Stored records
:::::
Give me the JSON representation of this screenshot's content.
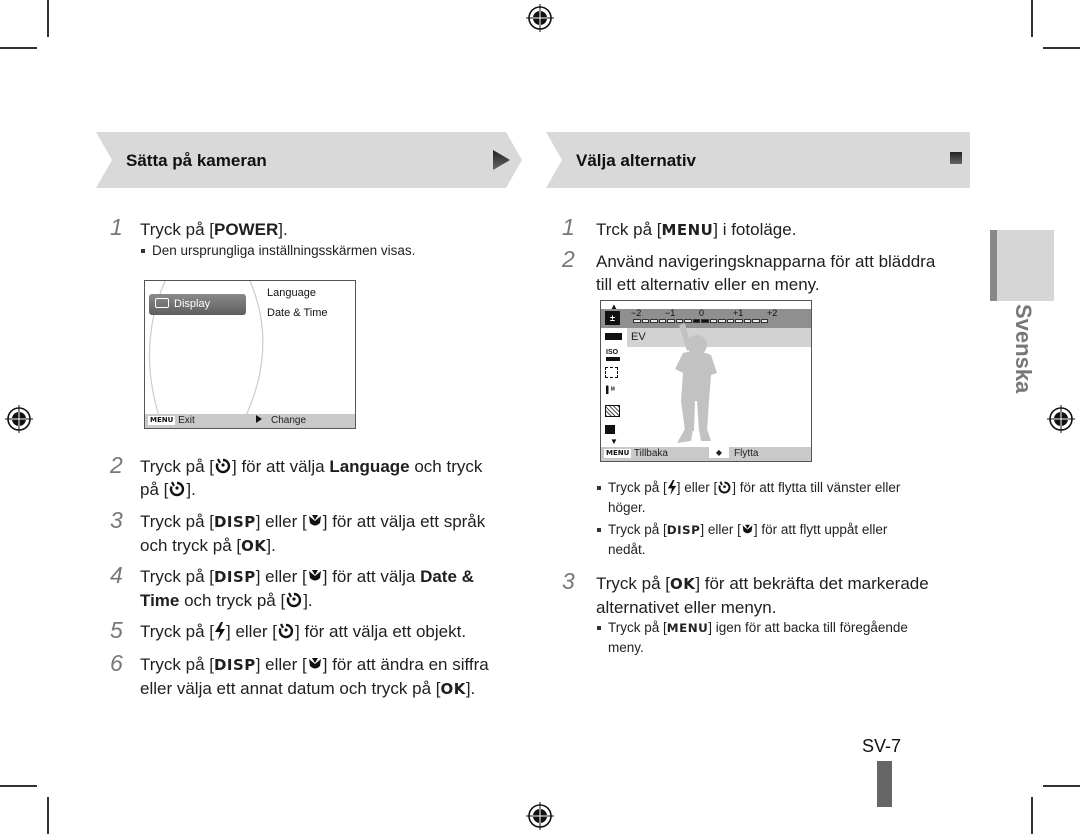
{
  "page": {
    "page_number": "SV-7",
    "language_tab": "Svenska"
  },
  "left_section": {
    "title": "Sätta på kameran",
    "steps": [
      {
        "num": "1",
        "parts": [
          "Tryck på [",
          "POWER",
          "]."
        ],
        "note": "Den ursprungliga inställningsskärmen visas."
      },
      {
        "num": "2",
        "line1_a": "Tryck på [",
        "line1_b": "] för att välja ",
        "line1_bold": "Language",
        "line1_c": " och tryck",
        "line2_a": "på [",
        "line2_b": "]."
      },
      {
        "num": "3",
        "line1_a": "Tryck på [",
        "line1_key": "DISP",
        "line1_b": "] eller [",
        "line1_c": "] för att välja ett språk",
        "line2_a": "och tryck på [",
        "line2_key": "OK",
        "line2_b": "]."
      },
      {
        "num": "4",
        "line1_a": "Tryck på [",
        "line1_key": "DISP",
        "line1_b": "] eller [",
        "line1_c": "] för att välja ",
        "line1_bold": "Date &",
        "line2_bold": "Time",
        "line2_a": " och tryck på [",
        "line2_b": "]."
      },
      {
        "num": "5",
        "line1_a": "Tryck på [",
        "line1_b": "] eller [",
        "line1_c": "] för att välja ett objekt."
      },
      {
        "num": "6",
        "line1_a": "Tryck på [",
        "line1_key": "DISP",
        "line1_b": "] eller [",
        "line1_c": "] för att ändra en siffra",
        "line2_a": "eller välja ett annat datum och tryck på [",
        "line2_key": "OK",
        "line2_b": "]."
      }
    ],
    "screen": {
      "selected_menu": "Display",
      "options": [
        "Language",
        "Date & Time"
      ],
      "bottom_left_key": "MENU",
      "bottom_left_label": "Exit",
      "bottom_right_label": "Change"
    }
  },
  "right_section": {
    "title": "Välja alternativ",
    "step1": {
      "num": "1",
      "a": "Trck på [",
      "key": "MENU",
      "b": "] i fotoläge."
    },
    "step2": {
      "num": "2",
      "line1": "Använd navigeringsknapparna för att bläddra",
      "line2": "till ett alternativ eller en meny."
    },
    "bullets": [
      {
        "line1_a": "Tryck på [",
        "line1_b": "] eller [",
        "line1_c": "] för att flytta till vänster eller",
        "line2": "höger."
      },
      {
        "line1_a": "Tryck på [",
        "line1_key": "DISP",
        "line1_b": "] eller [",
        "line1_c": "] för att flytt uppåt eller",
        "line2": "nedåt."
      }
    ],
    "step3": {
      "num": "3",
      "line1_a": "Tryck på [",
      "line1_key": "OK",
      "line1_b": "] för att bekräfta det markerade",
      "line2": "alternativet eller menyn."
    },
    "step3_bullet": {
      "a": "Tryck på [",
      "key": "MENU",
      "b": "] igen för att backa till föregående",
      "line2": "meny."
    },
    "screen": {
      "ev_ticks": [
        "−2",
        "−1",
        "0",
        "+1",
        "+2"
      ],
      "ev_value": 0,
      "selected_option": "EV",
      "side_icons": [
        "ev-icon",
        "wb-icon",
        "iso-icon",
        "face-detect-icon",
        "focus-area-icon",
        "metering-icon",
        "smart-range-icon"
      ],
      "bottom_left_key": "MENU",
      "bottom_left_label": "Tillbaka",
      "bottom_right_label": "Flytta"
    }
  },
  "colors": {
    "header_bg": "#d9d9d9",
    "tab_dark": "#888888",
    "tab_light": "#d6d6d6",
    "step_number": "#777777",
    "page_bar": "#666666"
  }
}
:::::
Set exercise :: Omit every picture, then reproduce the rest of the listing exactly.

The reply ::
Give me the JSON representation of this screenshot's content.
{
  "page": {
    "page_number": "SV-7",
    "language_tab": "Svenska"
  },
  "left_section": {
    "title": "Sätta på kameran",
    "steps": [
      {
        "num": "1",
        "parts": [
          "Tryck på [",
          "POWER",
          "]."
        ],
        "note": "Den ursprungliga inställningsskärmen visas."
      },
      {
        "num": "2",
        "line1_a": "Tryck på [",
        "line1_b": "] för att välja ",
        "line1_bold": "Language",
        "line1_c": " och tryck",
        "line2_a": "på [",
        "line2_b": "]."
      },
      {
        "num": "3",
        "line1_a": "Tryck på [",
        "line1_key": "DISP",
        "line1_b": "] eller [",
        "line1_c": "] för att välja ett språk",
        "line2_a": "och tryck på [",
        "line2_key": "OK",
        "line2_b": "]."
      },
      {
        "num": "4",
        "line1_a": "Tryck på [",
        "line1_key": "DISP",
        "line1_b": "] eller [",
        "line1_c": "] för att välja ",
        "line1_bold": "Date &",
        "line2_bold": "Time",
        "line2_a": " och tryck på [",
        "line2_b": "]."
      },
      {
        "num": "5",
        "line1_a": "Tryck på [",
        "line1_b": "] eller [",
        "line1_c": "] för att välja ett objekt."
      },
      {
        "num": "6",
        "line1_a": "Tryck på [",
        "line1_key": "DISP",
        "line1_b": "] eller [",
        "line1_c": "] för att ändra en siffra",
        "line2_a": "eller välja ett annat datum och tryck på [",
        "line2_key": "OK",
        "line2_b": "]."
      }
    ],
    "screen": {
      "selected_menu": "Display",
      "options": [
        "Language",
        "Date & Time"
      ],
      "bottom_left_key": "MENU",
      "bottom_left_label": "Exit",
      "bottom_right_label": "Change"
    }
  },
  "right_section": {
    "title": "Välja alternativ",
    "step1": {
      "num": "1",
      "a": "Trck på [",
      "key": "MENU",
      "b": "] i fotoläge."
    },
    "step2": {
      "num": "2",
      "line1": "Använd navigeringsknapparna för att bläddra",
      "line2": "till ett alternativ eller en meny."
    },
    "bullets": [
      {
        "line1_a": "Tryck på [",
        "line1_b": "] eller [",
        "line1_c": "] för att flytta till vänster eller",
        "line2": "höger."
      },
      {
        "line1_a": "Tryck på [",
        "line1_key": "DISP",
        "line1_b": "] eller [",
        "line1_c": "] för att flytt uppåt eller",
        "line2": "nedåt."
      }
    ],
    "step3": {
      "num": "3",
      "line1_a": "Tryck på [",
      "line1_key": "OK",
      "line1_b": "] för att bekräfta det markerade",
      "line2": "alternativet eller menyn."
    },
    "step3_bullet": {
      "a": "Tryck på [",
      "key": "MENU",
      "b": "] igen för att backa till föregående",
      "line2": "meny."
    },
    "screen": {
      "ev_ticks": [
        "−2",
        "−1",
        "0",
        "+1",
        "+2"
      ],
      "ev_value": 0,
      "selected_option": "EV",
      "side_icons": [
        "ev-icon",
        "wb-icon",
        "iso-icon",
        "face-detect-icon",
        "focus-area-icon",
        "metering-icon",
        "smart-range-icon"
      ],
      "bottom_left_key": "MENU",
      "bottom_left_label": "Tillbaka",
      "bottom_right_label": "Flytta"
    }
  },
  "colors": {
    "header_bg": "#d9d9d9",
    "tab_dark": "#888888",
    "tab_light": "#d6d6d6",
    "step_number": "#777777",
    "page_bar": "#666666"
  }
}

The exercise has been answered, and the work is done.